--- Written instruction ---
Select the lines that contain "wird" and copy each of them.

* Begin Given records *

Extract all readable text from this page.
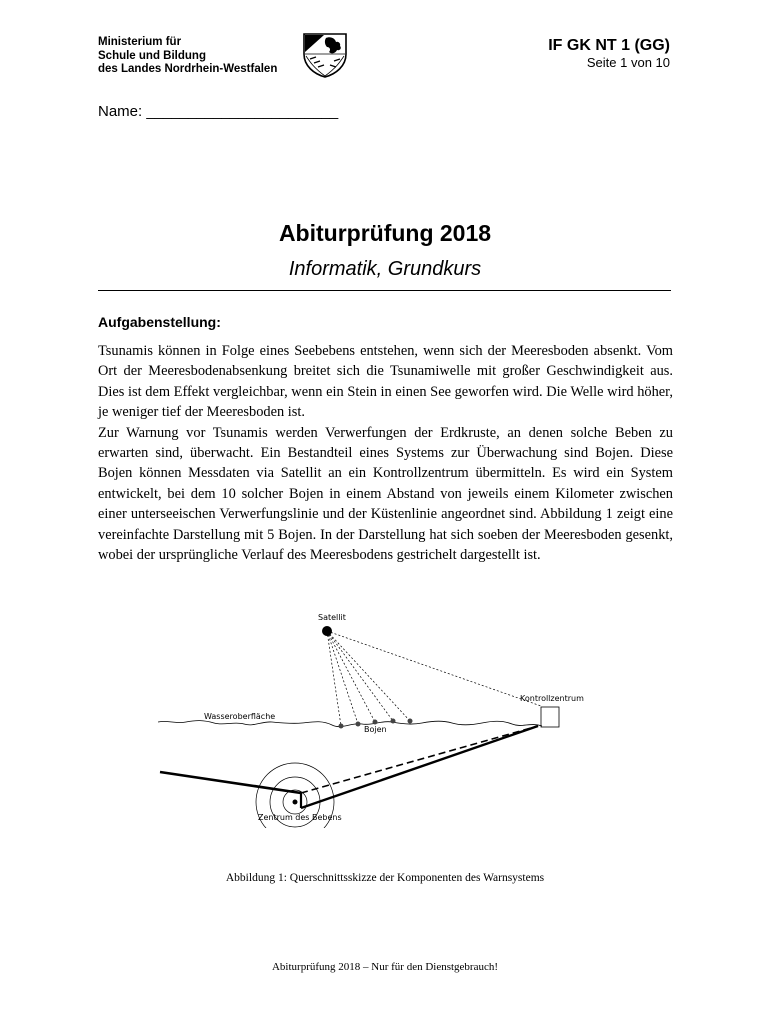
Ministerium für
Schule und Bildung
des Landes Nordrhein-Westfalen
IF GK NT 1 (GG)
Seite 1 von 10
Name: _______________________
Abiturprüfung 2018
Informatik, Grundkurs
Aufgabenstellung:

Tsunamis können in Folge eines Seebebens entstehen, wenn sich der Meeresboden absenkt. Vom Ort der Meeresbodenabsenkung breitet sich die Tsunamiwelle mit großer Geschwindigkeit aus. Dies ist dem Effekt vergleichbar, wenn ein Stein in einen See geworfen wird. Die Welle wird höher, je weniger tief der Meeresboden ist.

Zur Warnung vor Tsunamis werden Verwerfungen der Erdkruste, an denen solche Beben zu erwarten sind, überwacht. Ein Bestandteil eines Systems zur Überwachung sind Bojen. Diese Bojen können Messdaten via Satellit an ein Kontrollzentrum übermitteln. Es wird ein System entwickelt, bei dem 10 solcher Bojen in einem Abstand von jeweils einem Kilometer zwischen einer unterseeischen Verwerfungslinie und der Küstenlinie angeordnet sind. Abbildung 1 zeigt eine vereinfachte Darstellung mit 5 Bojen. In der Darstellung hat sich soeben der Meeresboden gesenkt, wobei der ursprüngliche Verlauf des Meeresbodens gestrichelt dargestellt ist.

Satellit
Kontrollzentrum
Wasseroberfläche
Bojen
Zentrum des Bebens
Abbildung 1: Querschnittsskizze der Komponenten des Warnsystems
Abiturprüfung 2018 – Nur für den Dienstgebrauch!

* End Given records *
* Begin Given records *

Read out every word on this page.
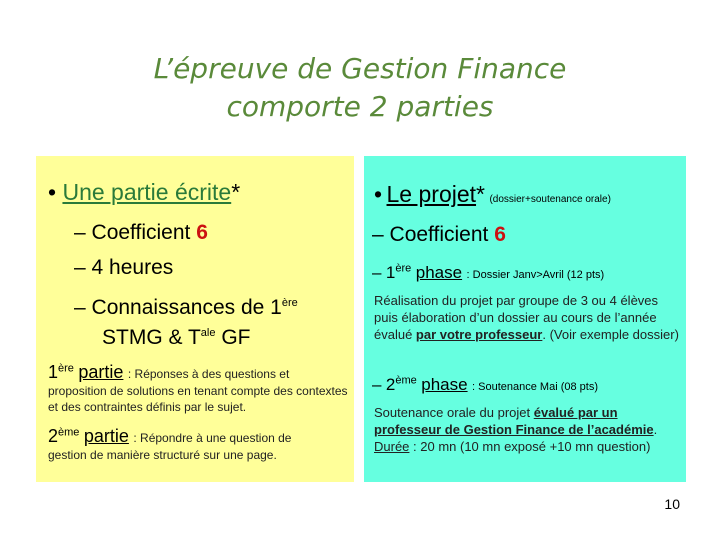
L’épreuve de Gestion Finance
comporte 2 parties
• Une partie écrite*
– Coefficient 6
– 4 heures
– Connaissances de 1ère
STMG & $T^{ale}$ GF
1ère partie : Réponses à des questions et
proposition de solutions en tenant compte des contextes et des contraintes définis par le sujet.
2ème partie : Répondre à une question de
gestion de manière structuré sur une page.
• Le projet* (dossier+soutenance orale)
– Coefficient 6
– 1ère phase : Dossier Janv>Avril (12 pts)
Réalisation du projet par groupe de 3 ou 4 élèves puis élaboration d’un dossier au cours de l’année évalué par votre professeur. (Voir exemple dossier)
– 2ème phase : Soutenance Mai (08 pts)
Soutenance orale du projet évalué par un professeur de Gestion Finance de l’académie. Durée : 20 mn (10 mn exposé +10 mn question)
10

* End Given records *

--- Completed exercise ---
Tsunamis können in Folge eines Seebebens entstehen, wenn sich der Meeresboden absenkt. Vom Ort der Meeresbodenabsenkung breitet sich die Tsunamiwelle mit großer Geschwindigkeit aus. Dies ist dem Effekt vergleichbar, wenn ein Stein in einen See geworfen wird. Die Welle wird höher, je weniger tief der Meeresboden ist.
Zur Warnung vor Tsunamis werden Verwerfungen der Erdkruste, an denen solche Beben zu erwarten sind, überwacht. Ein Bestandteil eines Systems zur Überwachung sind Bojen. Diese Bojen können Messdaten via Satellit an ein Kontrollzentrum übermitteln. Es wird ein System entwickelt, bei dem 10 solcher Bojen in einem Abstand von jeweils einem Kilometer zwischen einer unterseeischen Verwerfungslinie und der Küstenlinie angeordnet sind. Abbildung 1 zeigt eine vereinfachte Darstellung mit 5 Bojen. In der Darstellung hat sich soeben der Meeresboden gesenkt, wobei der ursprüngliche Verlauf des Meeresbodens gestrichelt dargestellt ist.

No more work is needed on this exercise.